> _The exercise_: Looking at the listing beneath, work out how many lines hold "progress" and report only that figure.

> _Data for this task_:
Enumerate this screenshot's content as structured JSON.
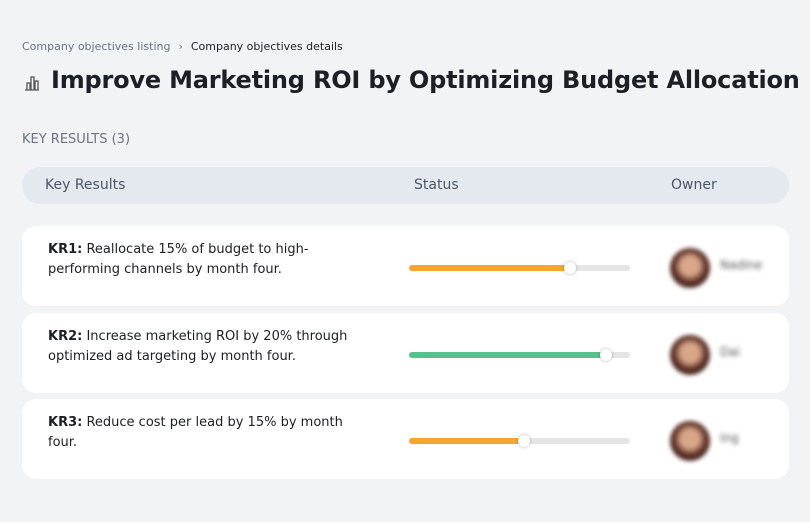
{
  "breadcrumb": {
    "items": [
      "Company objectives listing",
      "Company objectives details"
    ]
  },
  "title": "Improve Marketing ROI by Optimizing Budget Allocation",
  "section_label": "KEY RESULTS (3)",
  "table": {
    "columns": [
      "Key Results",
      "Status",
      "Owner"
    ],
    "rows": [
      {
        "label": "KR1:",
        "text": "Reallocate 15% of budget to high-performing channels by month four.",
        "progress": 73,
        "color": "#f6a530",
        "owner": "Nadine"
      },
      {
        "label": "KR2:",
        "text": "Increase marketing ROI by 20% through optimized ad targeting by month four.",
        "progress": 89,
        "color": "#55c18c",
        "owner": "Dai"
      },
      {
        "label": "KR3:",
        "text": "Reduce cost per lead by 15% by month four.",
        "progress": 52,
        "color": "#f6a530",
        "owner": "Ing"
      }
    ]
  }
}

--

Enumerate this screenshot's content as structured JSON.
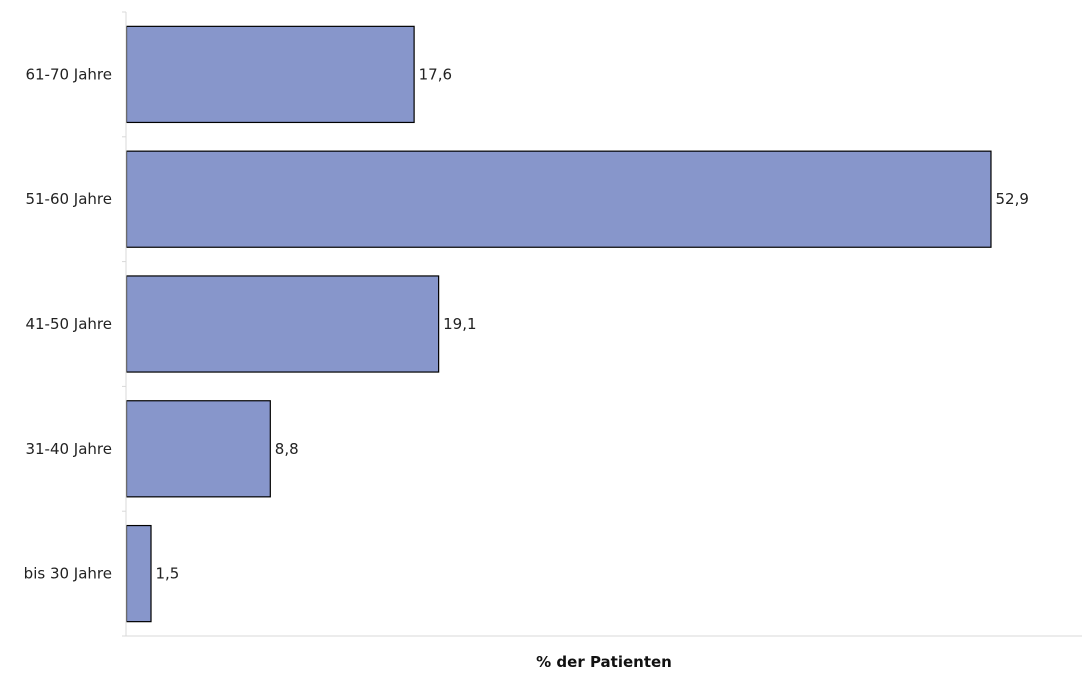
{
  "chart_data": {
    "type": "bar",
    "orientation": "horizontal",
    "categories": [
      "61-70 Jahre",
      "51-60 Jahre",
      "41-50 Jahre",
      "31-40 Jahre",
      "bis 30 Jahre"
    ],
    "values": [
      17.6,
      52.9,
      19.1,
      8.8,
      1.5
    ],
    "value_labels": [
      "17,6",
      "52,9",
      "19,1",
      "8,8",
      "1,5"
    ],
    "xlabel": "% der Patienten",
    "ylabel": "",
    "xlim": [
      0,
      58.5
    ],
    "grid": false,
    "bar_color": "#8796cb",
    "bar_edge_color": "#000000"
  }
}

==

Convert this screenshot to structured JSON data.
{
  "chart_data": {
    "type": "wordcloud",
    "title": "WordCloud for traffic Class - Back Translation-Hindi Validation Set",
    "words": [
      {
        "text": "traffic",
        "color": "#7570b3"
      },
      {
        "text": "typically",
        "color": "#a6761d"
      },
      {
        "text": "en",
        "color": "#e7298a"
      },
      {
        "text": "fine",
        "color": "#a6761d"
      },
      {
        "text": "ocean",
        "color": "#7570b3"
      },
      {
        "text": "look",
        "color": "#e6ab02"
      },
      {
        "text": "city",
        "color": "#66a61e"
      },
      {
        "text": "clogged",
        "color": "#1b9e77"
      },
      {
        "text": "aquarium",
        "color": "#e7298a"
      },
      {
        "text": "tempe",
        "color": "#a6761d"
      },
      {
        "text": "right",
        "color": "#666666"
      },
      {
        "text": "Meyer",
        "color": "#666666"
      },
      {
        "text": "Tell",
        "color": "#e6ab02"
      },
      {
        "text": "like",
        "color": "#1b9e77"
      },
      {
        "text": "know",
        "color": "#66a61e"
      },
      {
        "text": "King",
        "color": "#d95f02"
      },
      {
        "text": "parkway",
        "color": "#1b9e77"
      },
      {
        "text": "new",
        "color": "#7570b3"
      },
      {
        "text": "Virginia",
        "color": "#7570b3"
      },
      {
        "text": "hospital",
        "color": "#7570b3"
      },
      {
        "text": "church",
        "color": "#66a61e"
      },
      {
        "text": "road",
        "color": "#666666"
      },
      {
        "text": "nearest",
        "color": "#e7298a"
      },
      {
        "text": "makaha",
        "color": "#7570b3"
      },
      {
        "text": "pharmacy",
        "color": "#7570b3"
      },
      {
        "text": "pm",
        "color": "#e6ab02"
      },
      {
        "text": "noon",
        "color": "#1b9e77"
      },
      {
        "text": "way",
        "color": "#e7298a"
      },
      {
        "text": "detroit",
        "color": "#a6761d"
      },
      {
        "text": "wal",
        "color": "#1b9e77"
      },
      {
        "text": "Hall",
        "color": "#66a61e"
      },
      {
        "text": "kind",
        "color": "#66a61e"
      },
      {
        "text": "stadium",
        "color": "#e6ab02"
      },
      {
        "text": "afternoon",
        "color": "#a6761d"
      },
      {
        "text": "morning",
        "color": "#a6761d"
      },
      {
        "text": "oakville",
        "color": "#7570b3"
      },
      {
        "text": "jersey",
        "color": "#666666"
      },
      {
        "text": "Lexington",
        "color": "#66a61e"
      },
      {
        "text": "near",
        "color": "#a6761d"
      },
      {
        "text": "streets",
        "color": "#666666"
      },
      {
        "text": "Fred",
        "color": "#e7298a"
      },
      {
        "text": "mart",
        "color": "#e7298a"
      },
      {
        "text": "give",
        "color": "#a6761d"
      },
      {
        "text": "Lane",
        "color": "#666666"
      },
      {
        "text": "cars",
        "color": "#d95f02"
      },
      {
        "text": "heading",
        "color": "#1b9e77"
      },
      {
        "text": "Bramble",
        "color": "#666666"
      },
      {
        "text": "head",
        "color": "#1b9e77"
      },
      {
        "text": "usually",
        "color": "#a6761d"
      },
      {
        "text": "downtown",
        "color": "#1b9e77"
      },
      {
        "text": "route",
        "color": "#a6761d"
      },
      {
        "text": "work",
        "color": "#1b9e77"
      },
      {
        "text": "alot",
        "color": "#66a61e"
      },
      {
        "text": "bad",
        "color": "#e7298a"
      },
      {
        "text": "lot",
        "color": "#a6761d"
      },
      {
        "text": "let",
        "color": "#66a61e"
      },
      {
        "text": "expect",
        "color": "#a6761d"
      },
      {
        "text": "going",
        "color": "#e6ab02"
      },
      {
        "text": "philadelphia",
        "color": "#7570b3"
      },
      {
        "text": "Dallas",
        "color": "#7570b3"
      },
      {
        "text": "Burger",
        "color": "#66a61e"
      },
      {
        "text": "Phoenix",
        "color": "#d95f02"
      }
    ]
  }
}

> _Worked solution_: 3